- **Required task**
Read the entries below and pull out each line with the string "name".

Excerpts from a figure dataset
* * *

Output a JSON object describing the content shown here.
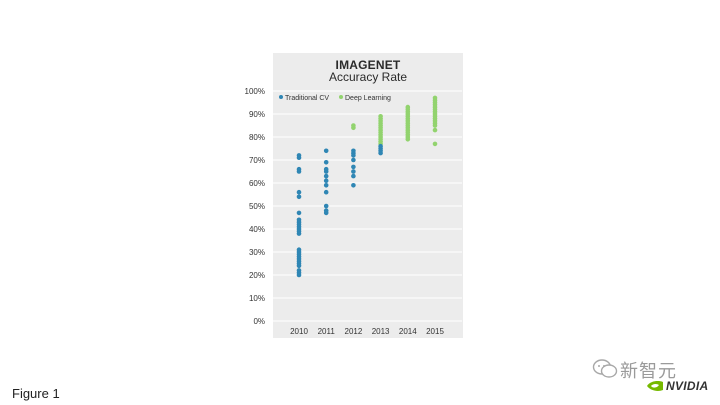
{
  "figure_label": "Figure 1",
  "watermark": {
    "text": "新智元",
    "brand": "NVIDIA"
  },
  "colors": {
    "traditional": "#2f86b4",
    "deep": "#92d36e",
    "panel": "#ececec",
    "grid": "#ffffff"
  },
  "chart_data": {
    "type": "scatter",
    "title": "IMAGENET",
    "subtitle": "Accuracy Rate",
    "categories": [
      "2010",
      "2011",
      "2012",
      "2013",
      "2014",
      "2015"
    ],
    "y_ticks": [
      "0%",
      "10%",
      "20%",
      "30%",
      "40%",
      "50%",
      "60%",
      "70%",
      "80%",
      "90%",
      "100%"
    ],
    "ylim": [
      0,
      100
    ],
    "grid": true,
    "legend_position": "top-left",
    "series": [
      {
        "name": "Traditional CV",
        "points": [
          {
            "x": "2010",
            "y": 72
          },
          {
            "x": "2010",
            "y": 71
          },
          {
            "x": "2010",
            "y": 66
          },
          {
            "x": "2010",
            "y": 65
          },
          {
            "x": "2010",
            "y": 56
          },
          {
            "x": "2010",
            "y": 54
          },
          {
            "x": "2010",
            "y": 47
          },
          {
            "x": "2010",
            "y": 44
          },
          {
            "x": "2010",
            "y": 43
          },
          {
            "x": "2010",
            "y": 42
          },
          {
            "x": "2010",
            "y": 41
          },
          {
            "x": "2010",
            "y": 40
          },
          {
            "x": "2010",
            "y": 39
          },
          {
            "x": "2010",
            "y": 38
          },
          {
            "x": "2010",
            "y": 31
          },
          {
            "x": "2010",
            "y": 30
          },
          {
            "x": "2010",
            "y": 29
          },
          {
            "x": "2010",
            "y": 28
          },
          {
            "x": "2010",
            "y": 27
          },
          {
            "x": "2010",
            "y": 26
          },
          {
            "x": "2010",
            "y": 25
          },
          {
            "x": "2010",
            "y": 24
          },
          {
            "x": "2010",
            "y": 22
          },
          {
            "x": "2010",
            "y": 21
          },
          {
            "x": "2010",
            "y": 20
          },
          {
            "x": "2011",
            "y": 74
          },
          {
            "x": "2011",
            "y": 69
          },
          {
            "x": "2011",
            "y": 66
          },
          {
            "x": "2011",
            "y": 65
          },
          {
            "x": "2011",
            "y": 63
          },
          {
            "x": "2011",
            "y": 61
          },
          {
            "x": "2011",
            "y": 59
          },
          {
            "x": "2011",
            "y": 56
          },
          {
            "x": "2011",
            "y": 50
          },
          {
            "x": "2011",
            "y": 48
          },
          {
            "x": "2011",
            "y": 47
          },
          {
            "x": "2012",
            "y": 74
          },
          {
            "x": "2012",
            "y": 73
          },
          {
            "x": "2012",
            "y": 72
          },
          {
            "x": "2012",
            "y": 70
          },
          {
            "x": "2012",
            "y": 67
          },
          {
            "x": "2012",
            "y": 65
          },
          {
            "x": "2012",
            "y": 63
          },
          {
            "x": "2012",
            "y": 59
          },
          {
            "x": "2013",
            "y": 76
          },
          {
            "x": "2013",
            "y": 75
          },
          {
            "x": "2013",
            "y": 74
          },
          {
            "x": "2013",
            "y": 73
          }
        ]
      },
      {
        "name": "Deep Learning",
        "points": [
          {
            "x": "2012",
            "y": 85
          },
          {
            "x": "2012",
            "y": 84
          },
          {
            "x": "2013",
            "y": 89
          },
          {
            "x": "2013",
            "y": 88
          },
          {
            "x": "2013",
            "y": 87
          },
          {
            "x": "2013",
            "y": 86
          },
          {
            "x": "2013",
            "y": 85
          },
          {
            "x": "2013",
            "y": 84
          },
          {
            "x": "2013",
            "y": 83
          },
          {
            "x": "2013",
            "y": 82
          },
          {
            "x": "2013",
            "y": 81
          },
          {
            "x": "2013",
            "y": 80
          },
          {
            "x": "2013",
            "y": 79
          },
          {
            "x": "2013",
            "y": 78
          },
          {
            "x": "2013",
            "y": 77
          },
          {
            "x": "2014",
            "y": 93
          },
          {
            "x": "2014",
            "y": 92
          },
          {
            "x": "2014",
            "y": 91
          },
          {
            "x": "2014",
            "y": 90
          },
          {
            "x": "2014",
            "y": 89
          },
          {
            "x": "2014",
            "y": 88
          },
          {
            "x": "2014",
            "y": 87
          },
          {
            "x": "2014",
            "y": 86
          },
          {
            "x": "2014",
            "y": 85
          },
          {
            "x": "2014",
            "y": 84
          },
          {
            "x": "2014",
            "y": 83
          },
          {
            "x": "2014",
            "y": 82
          },
          {
            "x": "2014",
            "y": 81
          },
          {
            "x": "2014",
            "y": 80
          },
          {
            "x": "2014",
            "y": 79
          },
          {
            "x": "2015",
            "y": 97
          },
          {
            "x": "2015",
            "y": 96
          },
          {
            "x": "2015",
            "y": 95
          },
          {
            "x": "2015",
            "y": 94
          },
          {
            "x": "2015",
            "y": 93
          },
          {
            "x": "2015",
            "y": 92
          },
          {
            "x": "2015",
            "y": 91
          },
          {
            "x": "2015",
            "y": 90
          },
          {
            "x": "2015",
            "y": 89
          },
          {
            "x": "2015",
            "y": 88
          },
          {
            "x": "2015",
            "y": 87
          },
          {
            "x": "2015",
            "y": 86
          },
          {
            "x": "2015",
            "y": 85
          },
          {
            "x": "2015",
            "y": 83
          },
          {
            "x": "2015",
            "y": 77
          }
        ]
      }
    ]
  }
}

* * *

- **Full solution**
        "name": "Traditional CV",
        "name": "Deep Learning",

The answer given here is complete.